* EXERCISE OBJECTIVE *
List all lines of the data that include the string "values".
━━ MATERIAL ━━
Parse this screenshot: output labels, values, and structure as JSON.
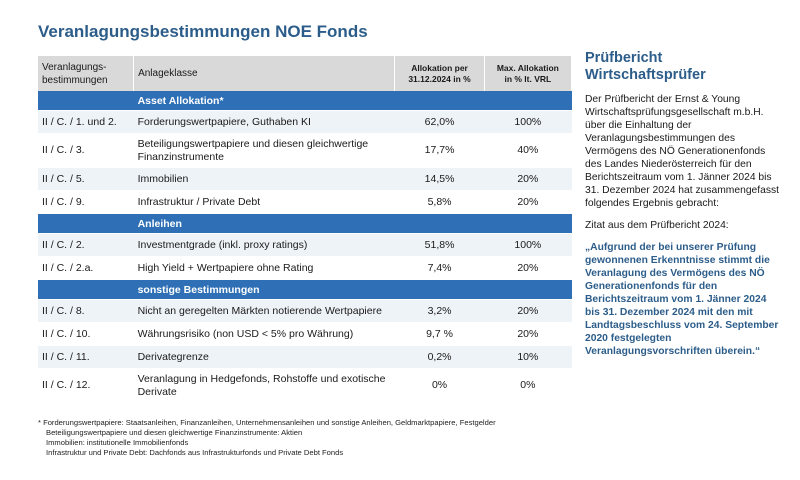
{
  "title": "Veranlagungsbestimmungen NOE Fonds",
  "table": {
    "headers": [
      "Veranlagungs-\nbestimmungen",
      "Anlageklasse",
      "Allokation per\n31.12.2024 in %",
      "Max. Allokation\nin % lt. VRL"
    ],
    "sections": [
      {
        "title": "Asset Allokation*",
        "rows": [
          [
            "II / C. / 1. und 2.",
            "Forderungswertpapiere, Guthaben KI",
            "62,0%",
            "100%"
          ],
          [
            "II / C. / 3.",
            "Beteiligungswertpapiere und diesen gleichwertige Finanzinstrumente",
            "17,7%",
            "40%"
          ],
          [
            "II / C. / 5.",
            "Immobilien",
            "14,5%",
            "20%"
          ],
          [
            "II / C. / 9.",
            "Infrastruktur / Private Debt",
            "5,8%",
            "20%"
          ]
        ]
      },
      {
        "title": "Anleihen",
        "rows": [
          [
            "II / C. / 2.",
            "Investmentgrade (inkl. proxy ratings)",
            "51,8%",
            "100%"
          ],
          [
            "II / C. / 2.a.",
            "High Yield + Wertpapiere ohne Rating",
            "7,4%",
            "20%"
          ]
        ]
      },
      {
        "title": "sonstige Bestimmungen",
        "rows": [
          [
            "II / C. / 8.",
            "Nicht an geregelten Märkten notierende Wertpapiere",
            "3,2%",
            "20%"
          ],
          [
            "II / C. / 10.",
            "Währungsrisiko (non USD < 5% pro Währung)",
            "9,7 %",
            "20%"
          ],
          [
            "II / C. / 11.",
            "Derivategrenze",
            "0,2%",
            "10%"
          ],
          [
            "II / C. / 12.",
            "Veranlagung in Hedgefonds, Rohstoffe und exotische Derivate",
            "0%",
            "0%"
          ]
        ]
      }
    ]
  },
  "footnote": [
    "* Forderungswertpapiere: Staatsanleihen, Finanzanleihen, Unternehmensanleihen und sonstige Anleihen, Geldmarktpapiere, Festgelder",
    "Beteiligungswertpapiere und diesen gleichwertige Finanzinstrumente: Aktien",
    "Immobilien: institutionelle Immobilienfonds",
    "Infrastruktur und Private Debt: Dachfonds aus Infrastrukturfonds und Private Debt Fonds"
  ],
  "sidebar": {
    "heading": "Prüfbericht Wirtschaftsprüfer",
    "paragraph": "Der Prüfbericht der Ernst & Young Wirtschaftsprüfungsgesellschaft m.b.H. über die Einhaltung der Veranlagungsbestimmungen des Vermögens des NÖ Generationenfonds des Landes Niederösterreich für den Berichtszeitraum vom 1. Jänner 2024 bis 31. Dezember 2024 hat zusammengefasst folgendes Ergebnis gebracht:",
    "quote_intro": "Zitat aus dem Prüfbericht 2024:",
    "quote": "„Aufgrund der bei unserer Prüfung gewonnenen Erkenntnisse stimmt die Veranlagung des Vermögens des NÖ Generationenfonds für den Berichtszeitraum vom 1. Jänner 2024 bis 31. Dezember 2024 mit den mit Landtagsbeschluss vom 24. September 2020 festgelegten Veranlagungsvorschriften überein.“"
  }
}
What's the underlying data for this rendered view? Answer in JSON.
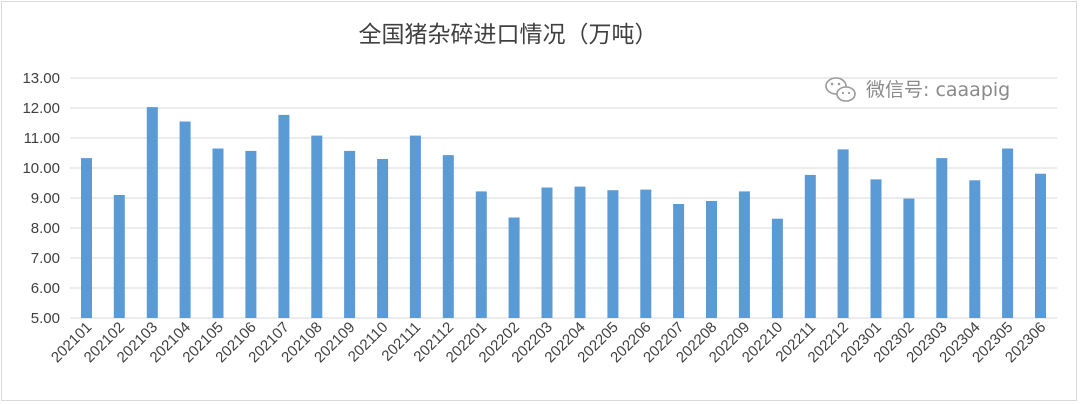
{
  "chart_data": {
    "type": "bar",
    "title": "全国猪杂碎进口情况（万吨）",
    "categories": [
      "202101",
      "202102",
      "202103",
      "202104",
      "202105",
      "202106",
      "202107",
      "202108",
      "202109",
      "202110",
      "202111",
      "202112",
      "202201",
      "202202",
      "202203",
      "202204",
      "202205",
      "202206",
      "202207",
      "202208",
      "202209",
      "202210",
      "202211",
      "202212",
      "202301",
      "202302",
      "202303",
      "202304",
      "202305",
      "202306"
    ],
    "values": [
      10.33,
      9.1,
      12.03,
      11.55,
      10.65,
      10.57,
      11.77,
      11.08,
      10.57,
      10.3,
      11.08,
      10.43,
      9.22,
      8.35,
      9.35,
      9.38,
      9.26,
      9.28,
      8.8,
      8.9,
      9.22,
      8.31,
      9.77,
      10.62,
      9.62,
      8.98,
      10.33,
      9.59,
      10.65,
      9.81
    ],
    "ylim": [
      5.0,
      13.0
    ],
    "yticks": [
      "5.00",
      "6.00",
      "7.00",
      "8.00",
      "9.00",
      "10.00",
      "11.00",
      "12.00",
      "13.00"
    ],
    "grid": true,
    "bar_color": "#5b9bd5",
    "grid_color": "#d9d9d9"
  },
  "watermark": {
    "icon": "wechat-icon",
    "text": "微信号: caaapig"
  }
}
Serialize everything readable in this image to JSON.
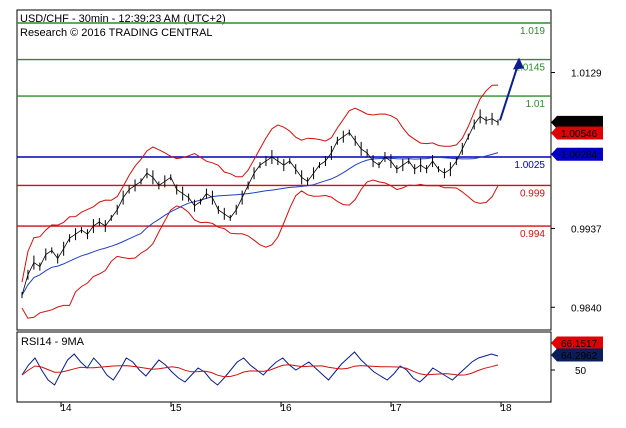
━━━
* RESPONSE *
Parse this screenshot: output labels, values, and structure as JSON.
    "values": [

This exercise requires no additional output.